— Brief —
From the listing, collect all lines containing the word "their".

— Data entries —
· · ·
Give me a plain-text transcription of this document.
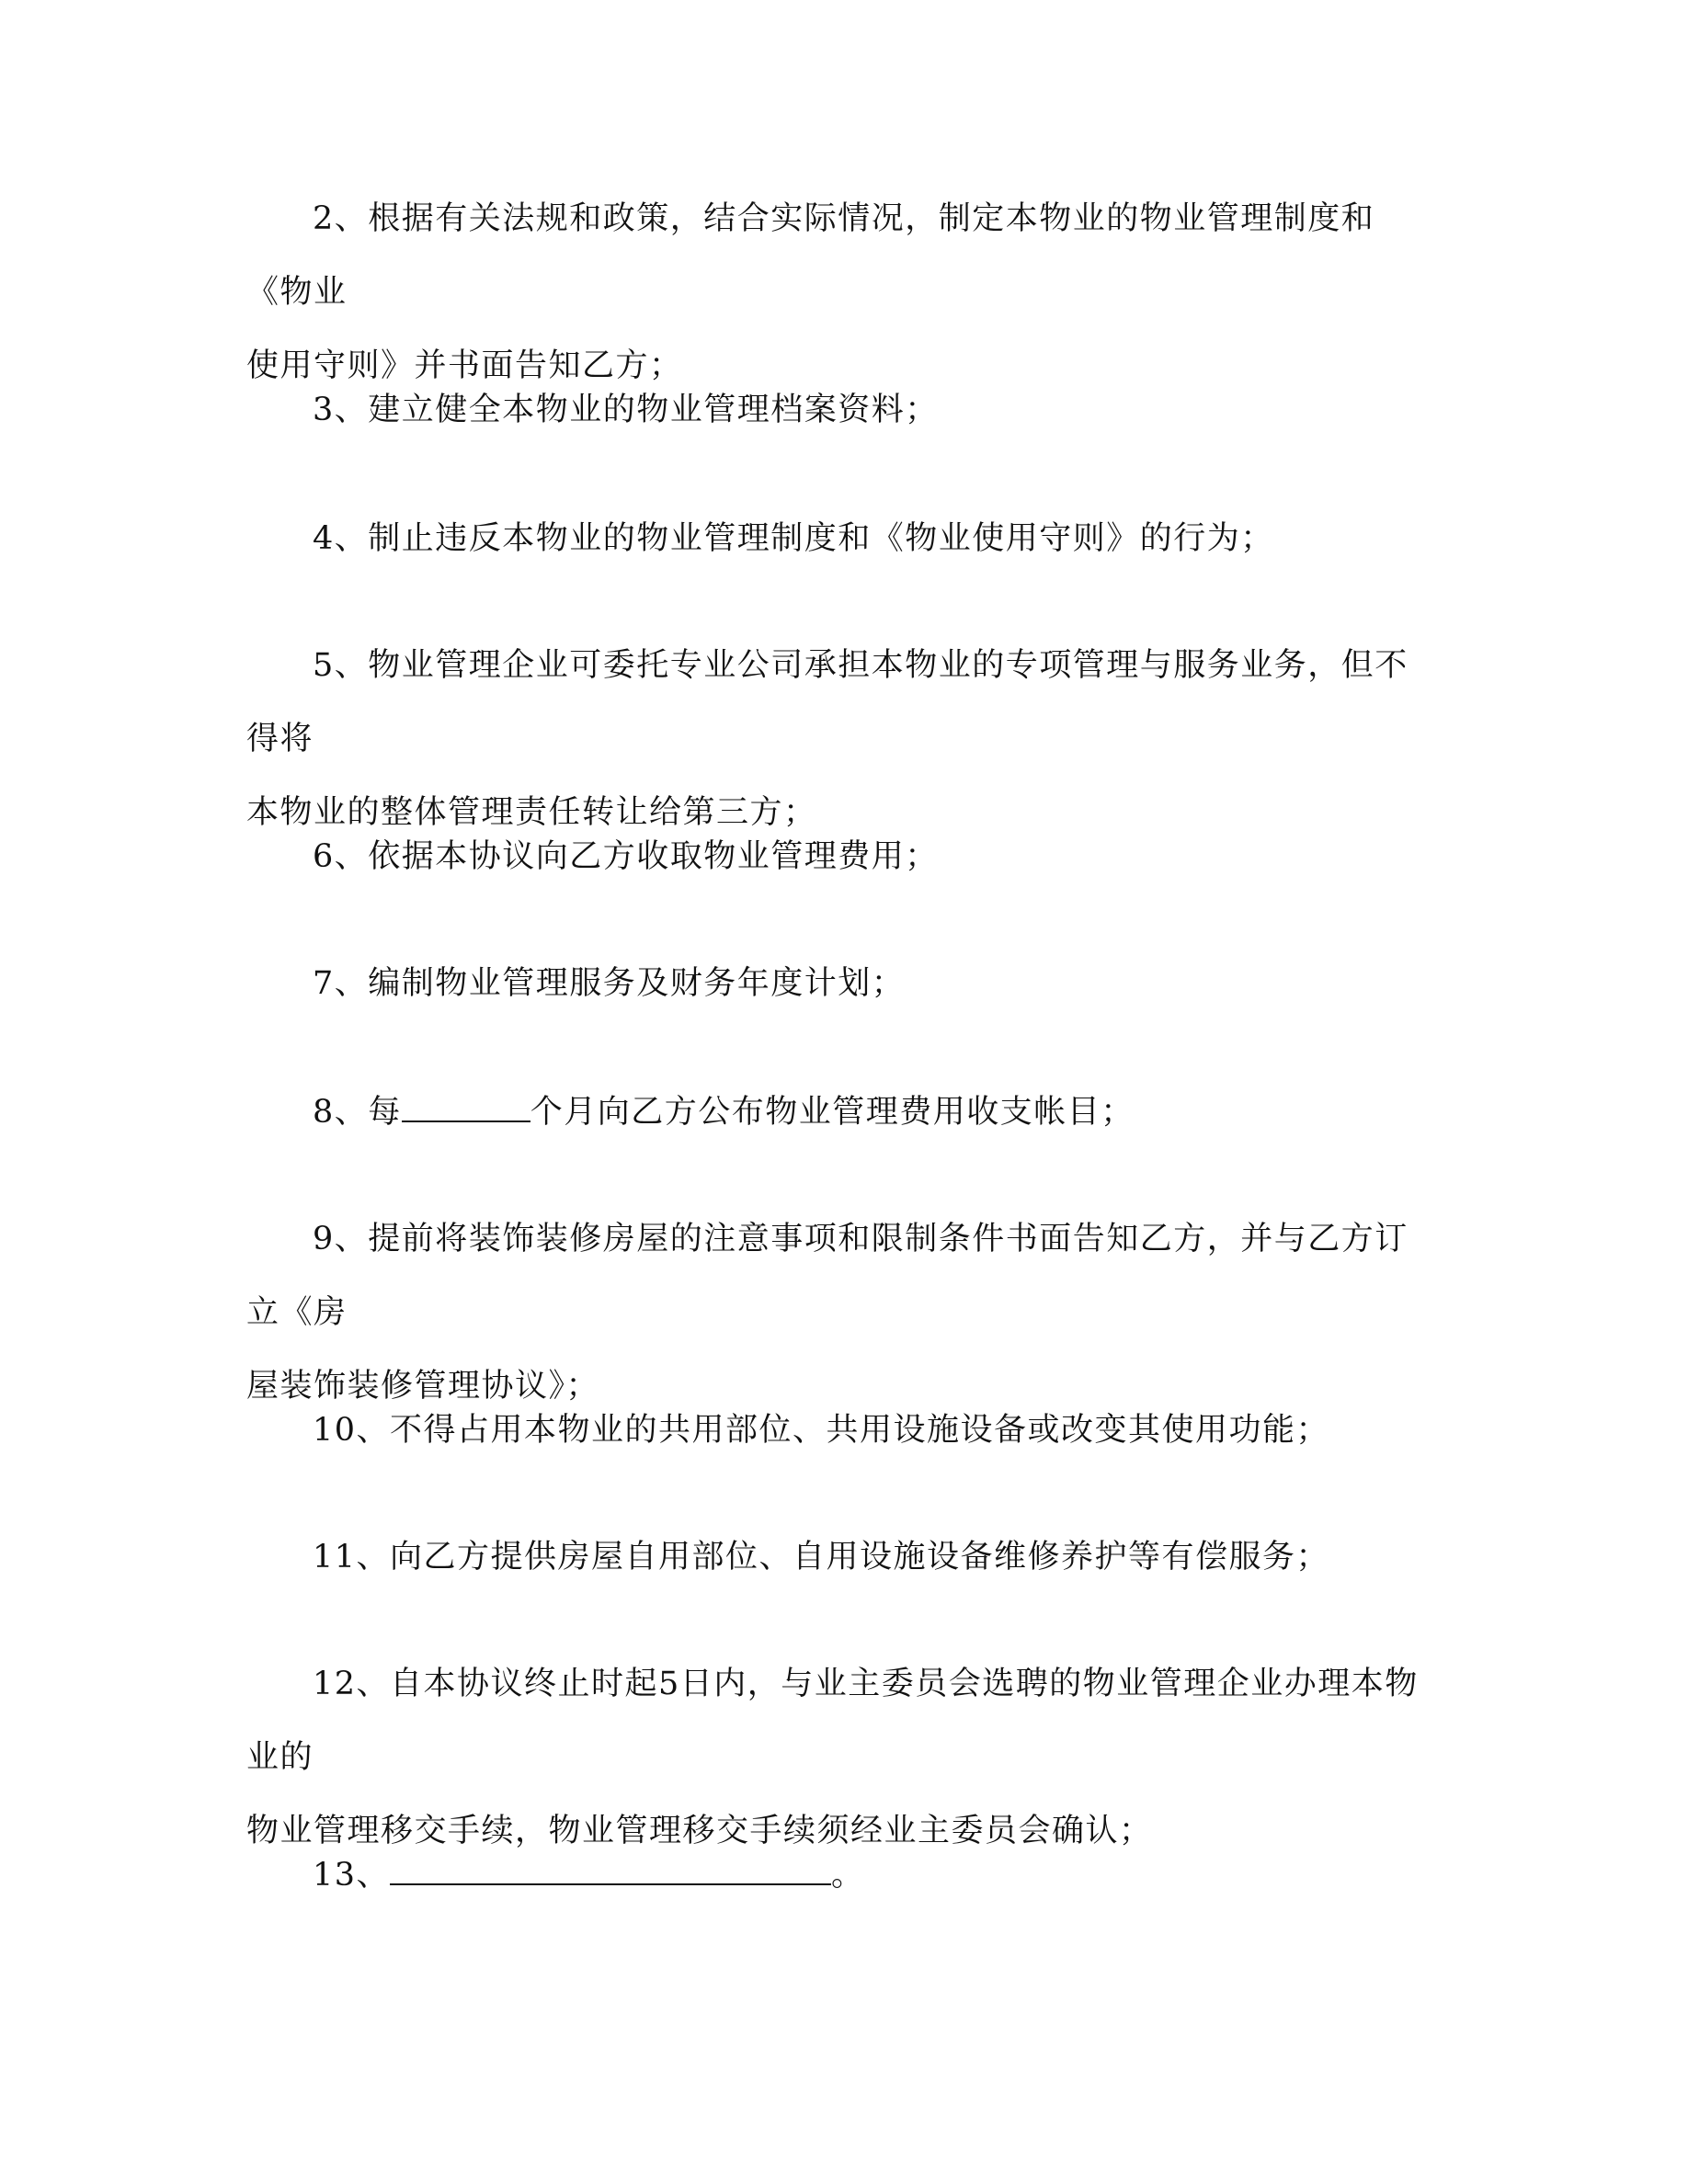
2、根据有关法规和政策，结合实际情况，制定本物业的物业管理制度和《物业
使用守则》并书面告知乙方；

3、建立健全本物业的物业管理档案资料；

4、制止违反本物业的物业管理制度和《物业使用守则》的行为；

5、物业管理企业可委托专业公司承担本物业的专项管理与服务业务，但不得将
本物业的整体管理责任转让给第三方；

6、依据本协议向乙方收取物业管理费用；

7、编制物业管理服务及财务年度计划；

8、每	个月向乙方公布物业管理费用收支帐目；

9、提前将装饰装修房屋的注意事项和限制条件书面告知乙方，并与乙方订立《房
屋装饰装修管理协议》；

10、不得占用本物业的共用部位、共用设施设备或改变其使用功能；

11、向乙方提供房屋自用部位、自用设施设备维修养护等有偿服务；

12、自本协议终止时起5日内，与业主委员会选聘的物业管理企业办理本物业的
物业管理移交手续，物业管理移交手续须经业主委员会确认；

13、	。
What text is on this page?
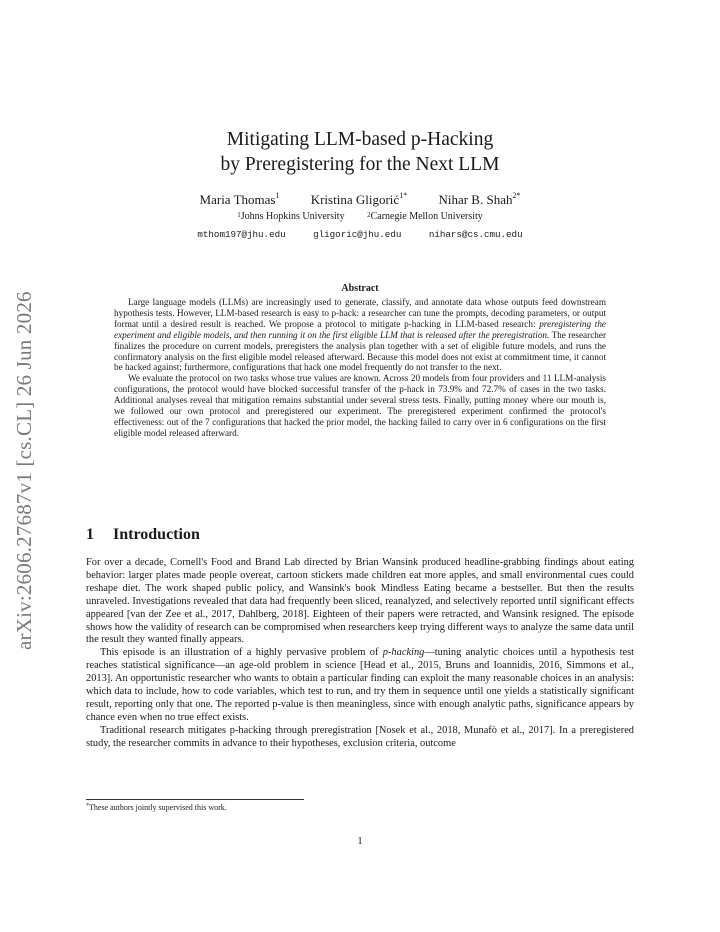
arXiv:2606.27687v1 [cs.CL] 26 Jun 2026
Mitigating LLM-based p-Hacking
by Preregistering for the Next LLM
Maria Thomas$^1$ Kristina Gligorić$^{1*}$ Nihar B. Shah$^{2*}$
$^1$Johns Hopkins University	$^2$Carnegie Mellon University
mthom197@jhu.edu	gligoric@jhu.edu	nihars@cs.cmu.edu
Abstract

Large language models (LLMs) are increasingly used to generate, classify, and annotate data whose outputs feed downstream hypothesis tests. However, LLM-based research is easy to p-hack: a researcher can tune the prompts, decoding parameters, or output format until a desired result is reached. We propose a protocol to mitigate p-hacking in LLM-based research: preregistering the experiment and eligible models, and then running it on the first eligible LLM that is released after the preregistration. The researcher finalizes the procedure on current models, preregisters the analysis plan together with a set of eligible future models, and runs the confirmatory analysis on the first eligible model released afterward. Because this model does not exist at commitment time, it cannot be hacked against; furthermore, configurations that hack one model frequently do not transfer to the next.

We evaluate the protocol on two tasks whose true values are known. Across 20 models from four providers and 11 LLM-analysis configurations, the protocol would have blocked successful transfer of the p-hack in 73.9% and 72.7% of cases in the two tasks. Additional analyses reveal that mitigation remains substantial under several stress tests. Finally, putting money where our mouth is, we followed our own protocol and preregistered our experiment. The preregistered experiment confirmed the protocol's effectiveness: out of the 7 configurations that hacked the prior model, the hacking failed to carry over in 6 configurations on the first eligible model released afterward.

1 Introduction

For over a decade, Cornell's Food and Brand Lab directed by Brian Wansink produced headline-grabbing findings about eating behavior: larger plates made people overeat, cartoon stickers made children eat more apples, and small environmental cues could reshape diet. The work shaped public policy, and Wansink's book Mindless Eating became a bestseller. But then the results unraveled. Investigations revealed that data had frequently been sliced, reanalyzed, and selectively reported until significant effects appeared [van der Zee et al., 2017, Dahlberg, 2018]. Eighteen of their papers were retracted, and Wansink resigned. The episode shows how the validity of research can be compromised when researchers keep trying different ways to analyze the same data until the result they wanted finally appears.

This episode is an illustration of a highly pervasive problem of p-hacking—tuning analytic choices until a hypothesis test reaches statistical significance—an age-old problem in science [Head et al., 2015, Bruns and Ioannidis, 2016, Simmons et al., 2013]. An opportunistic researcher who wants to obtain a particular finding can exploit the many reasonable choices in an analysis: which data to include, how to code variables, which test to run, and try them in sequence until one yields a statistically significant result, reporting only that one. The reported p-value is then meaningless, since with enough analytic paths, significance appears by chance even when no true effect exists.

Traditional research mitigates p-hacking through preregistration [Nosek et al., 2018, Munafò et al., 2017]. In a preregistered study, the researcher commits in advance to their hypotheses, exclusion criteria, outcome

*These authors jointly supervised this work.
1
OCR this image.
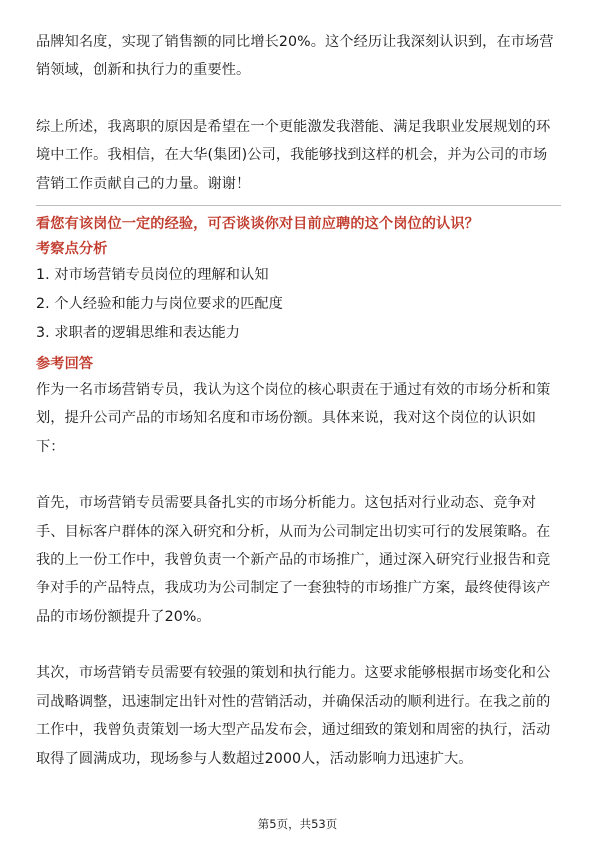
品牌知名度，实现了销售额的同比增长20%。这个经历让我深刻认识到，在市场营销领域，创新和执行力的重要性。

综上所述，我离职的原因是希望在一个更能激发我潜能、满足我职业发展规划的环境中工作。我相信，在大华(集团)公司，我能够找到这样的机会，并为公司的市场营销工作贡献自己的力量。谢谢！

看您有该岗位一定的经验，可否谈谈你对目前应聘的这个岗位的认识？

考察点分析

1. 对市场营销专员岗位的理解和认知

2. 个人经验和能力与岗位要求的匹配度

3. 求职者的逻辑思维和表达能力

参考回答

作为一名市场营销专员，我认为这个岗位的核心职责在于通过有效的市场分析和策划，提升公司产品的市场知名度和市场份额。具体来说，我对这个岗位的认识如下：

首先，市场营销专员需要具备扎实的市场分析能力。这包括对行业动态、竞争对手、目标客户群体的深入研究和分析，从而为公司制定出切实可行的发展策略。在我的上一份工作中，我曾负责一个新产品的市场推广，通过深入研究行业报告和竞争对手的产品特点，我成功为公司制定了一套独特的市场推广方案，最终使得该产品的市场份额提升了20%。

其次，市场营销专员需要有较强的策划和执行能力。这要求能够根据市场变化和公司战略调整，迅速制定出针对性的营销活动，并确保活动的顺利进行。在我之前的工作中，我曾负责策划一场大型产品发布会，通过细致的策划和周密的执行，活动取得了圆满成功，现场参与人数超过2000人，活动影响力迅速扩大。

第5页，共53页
· · ·
— The completed task —
For over a decade, Cornell's Food and Brand Lab directed by Brian Wansink produced headline-grabbing findings about eating behavior: larger plates made people overeat, cartoon stickers made children eat more apples, and small environmental cues could reshape diet. The work shaped public policy, and Wansink's book Mindless Eating became a bestseller. But then the results unraveled. Investigations revealed that data had frequently been sliced, reanalyzed, and selectively reported until significant effects appeared [van der Zee et al., 2017, Dahlberg, 2018]. Eighteen of their papers were retracted, and Wansink resigned. The episode shows how the validity of research can be compromised when researchers keep trying different ways to analyze the same data until the result they wanted finally appears.
Traditional research mitigates p-hacking through preregistration [Nosek et al., 2018, Munafò et al., 2017]. In a preregistered study, the researcher commits in advance to their hypotheses, exclusion criteria, outcome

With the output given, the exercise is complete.